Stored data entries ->
━━━━━━━━━━
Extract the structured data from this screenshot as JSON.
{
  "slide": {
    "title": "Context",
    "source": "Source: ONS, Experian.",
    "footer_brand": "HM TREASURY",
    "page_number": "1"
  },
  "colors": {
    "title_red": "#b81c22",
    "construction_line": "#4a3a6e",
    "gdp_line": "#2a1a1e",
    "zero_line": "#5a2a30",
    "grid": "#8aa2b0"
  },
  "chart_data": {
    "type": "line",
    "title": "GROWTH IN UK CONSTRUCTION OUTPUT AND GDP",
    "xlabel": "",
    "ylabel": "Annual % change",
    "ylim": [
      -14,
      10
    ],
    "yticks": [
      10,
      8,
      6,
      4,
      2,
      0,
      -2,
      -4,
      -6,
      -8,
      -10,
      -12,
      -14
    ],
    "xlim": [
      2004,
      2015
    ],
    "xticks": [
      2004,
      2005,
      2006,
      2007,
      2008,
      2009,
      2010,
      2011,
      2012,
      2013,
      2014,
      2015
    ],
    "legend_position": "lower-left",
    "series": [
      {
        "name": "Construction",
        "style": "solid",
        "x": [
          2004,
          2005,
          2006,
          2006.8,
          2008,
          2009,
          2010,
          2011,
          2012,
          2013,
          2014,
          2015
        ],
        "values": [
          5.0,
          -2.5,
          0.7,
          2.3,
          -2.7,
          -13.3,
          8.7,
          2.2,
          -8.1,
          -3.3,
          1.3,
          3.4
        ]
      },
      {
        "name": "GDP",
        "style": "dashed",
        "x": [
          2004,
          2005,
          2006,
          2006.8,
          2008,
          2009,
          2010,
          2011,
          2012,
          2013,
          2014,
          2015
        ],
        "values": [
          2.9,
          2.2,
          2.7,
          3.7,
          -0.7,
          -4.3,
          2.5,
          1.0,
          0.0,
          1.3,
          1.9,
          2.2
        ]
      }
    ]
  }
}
━━━━━━━━━━
EXERCISE ->
Exactly as shown above, return every record.

EXERCISE RESULT ->
Extract the structured data from this screenshot as JSON.
{
  "slide": {
    "title": "Context",
    "source": "Source: ONS, Experian.",
    "footer_brand": "HM TREASURY",
    "page_number": "1"
  },
  "colors": {
    "title_red": "#b81c22",
    "construction_line": "#4a3a6e",
    "gdp_line": "#2a1a1e",
    "zero_line": "#5a2a30",
    "grid": "#8aa2b0"
  },
  "chart_data": {
    "type": "line",
    "title": "GROWTH IN UK CONSTRUCTION OUTPUT AND GDP",
    "xlabel": "",
    "ylabel": "Annual % change",
    "ylim": [
      -14,
      10
    ],
    "yticks": [
      10,
      8,
      6,
      4,
      2,
      0,
      -2,
      -4,
      -6,
      -8,
      -10,
      -12,
      -14
    ],
    "xlim": [
      2004,
      2015
    ],
    "xticks": [
      2004,
      2005,
      2006,
      2007,
      2008,
      2009,
      2010,
      2011,
      2012,
      2013,
      2014,
      2015
    ],
    "legend_position": "lower-left",
    "series": [
      {
        "name": "Construction",
        "style": "solid",
        "x": [
          2004,
          2005,
          2006,
          2006.8,
          2008,
          2009,
          2010,
          2011,
          2012,
          2013,
          2014,
          2015
        ],
        "values": [
          5.0,
          -2.5,
          0.7,
          2.3,
          -2.7,
          -13.3,
          8.7,
          2.2,
          -8.1,
          -3.3,
          1.3,
          3.4
        ]
      },
      {
        "name": "GDP",
        "style": "dashed",
        "x": [
          2004,
          2005,
          2006,
          2006.8,
          2008,
          2009,
          2010,
          2011,
          2012,
          2013,
          2014,
          2015
        ],
        "values": [
          2.9,
          2.2,
          2.7,
          3.7,
          -0.7,
          -4.3,
          2.5,
          1.0,
          0.0,
          1.3,
          1.9,
          2.2
        ]
      }
    ]
  }
}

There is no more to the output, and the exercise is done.